DIRECTIONS
Scan the listing below. Report each line that includes "image".

------------------------------------------------------------

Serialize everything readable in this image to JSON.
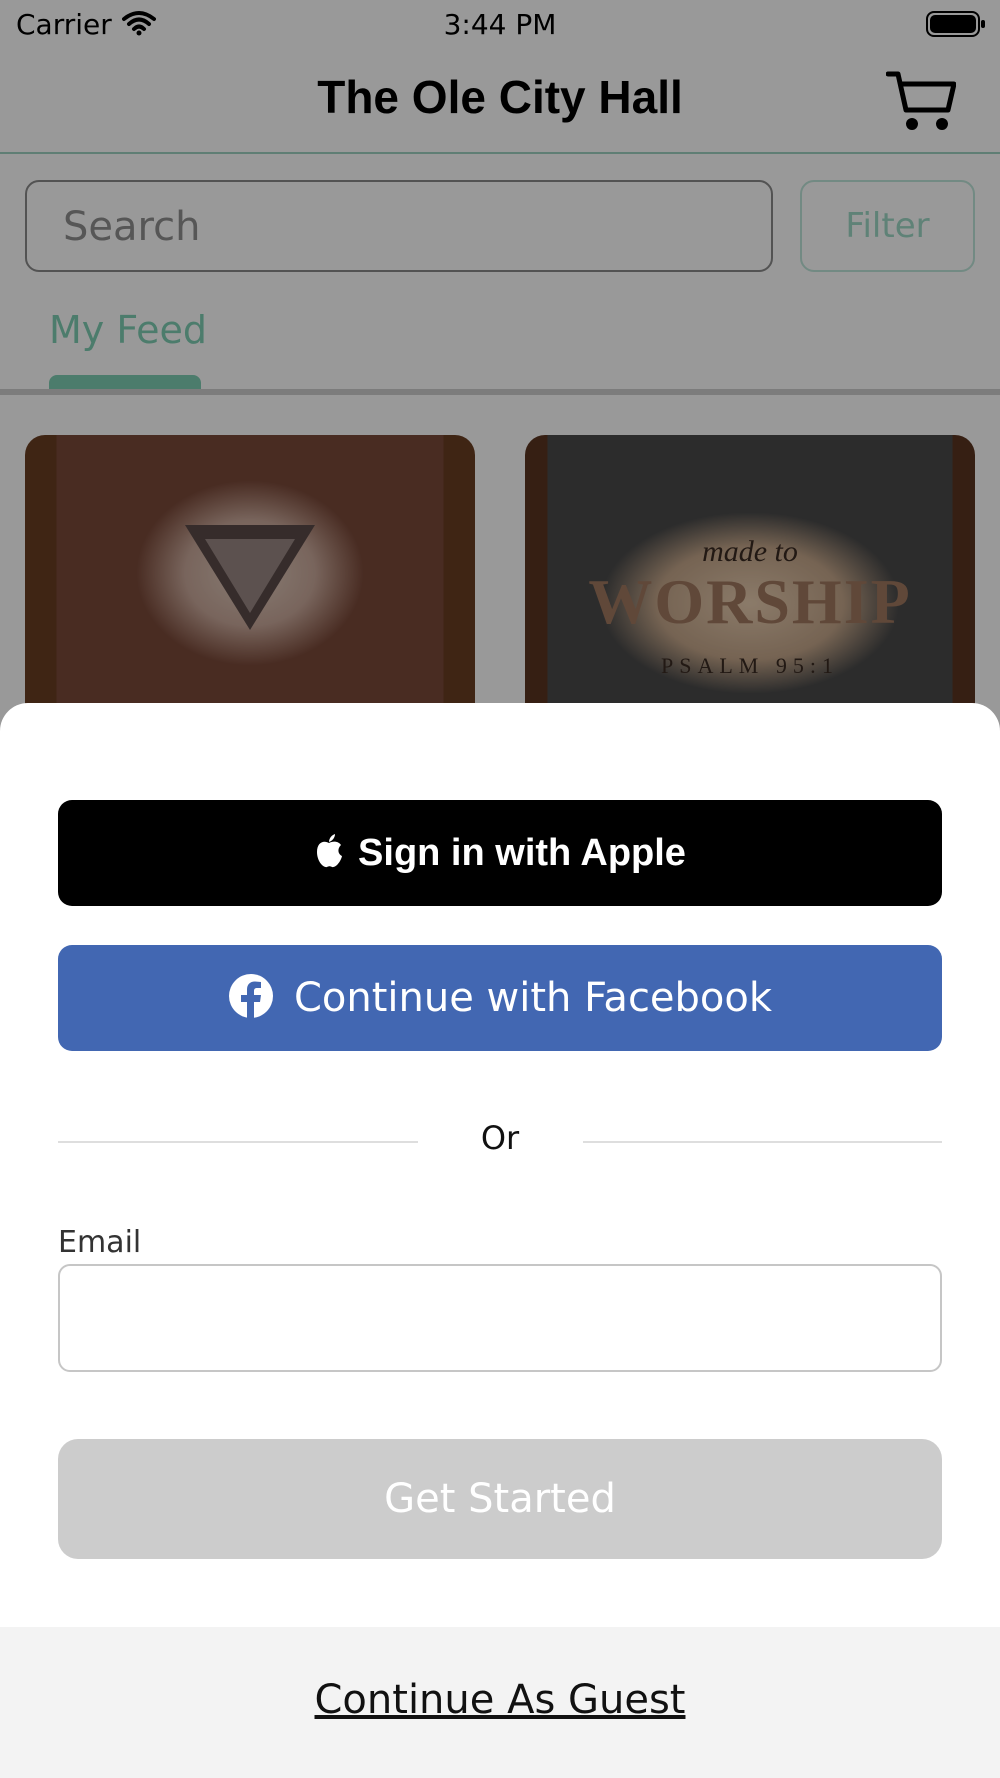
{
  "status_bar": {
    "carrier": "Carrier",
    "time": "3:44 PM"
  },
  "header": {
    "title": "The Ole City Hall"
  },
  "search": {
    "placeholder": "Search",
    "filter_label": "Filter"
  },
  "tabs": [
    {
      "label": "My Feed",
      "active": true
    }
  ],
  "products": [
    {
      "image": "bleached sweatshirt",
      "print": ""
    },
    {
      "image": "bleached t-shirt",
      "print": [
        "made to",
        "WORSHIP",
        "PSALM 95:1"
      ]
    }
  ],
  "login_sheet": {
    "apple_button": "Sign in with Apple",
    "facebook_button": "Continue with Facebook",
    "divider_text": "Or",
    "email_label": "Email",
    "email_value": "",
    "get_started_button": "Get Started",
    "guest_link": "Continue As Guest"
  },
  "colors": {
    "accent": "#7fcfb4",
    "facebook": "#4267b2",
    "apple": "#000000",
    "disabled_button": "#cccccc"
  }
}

------------------------------------------------------------

EXERCISE ANSWER
Serialize everything readable in this image to JSON.
      "image": "bleached sweatshirt",
      "image": "bleached t-shirt",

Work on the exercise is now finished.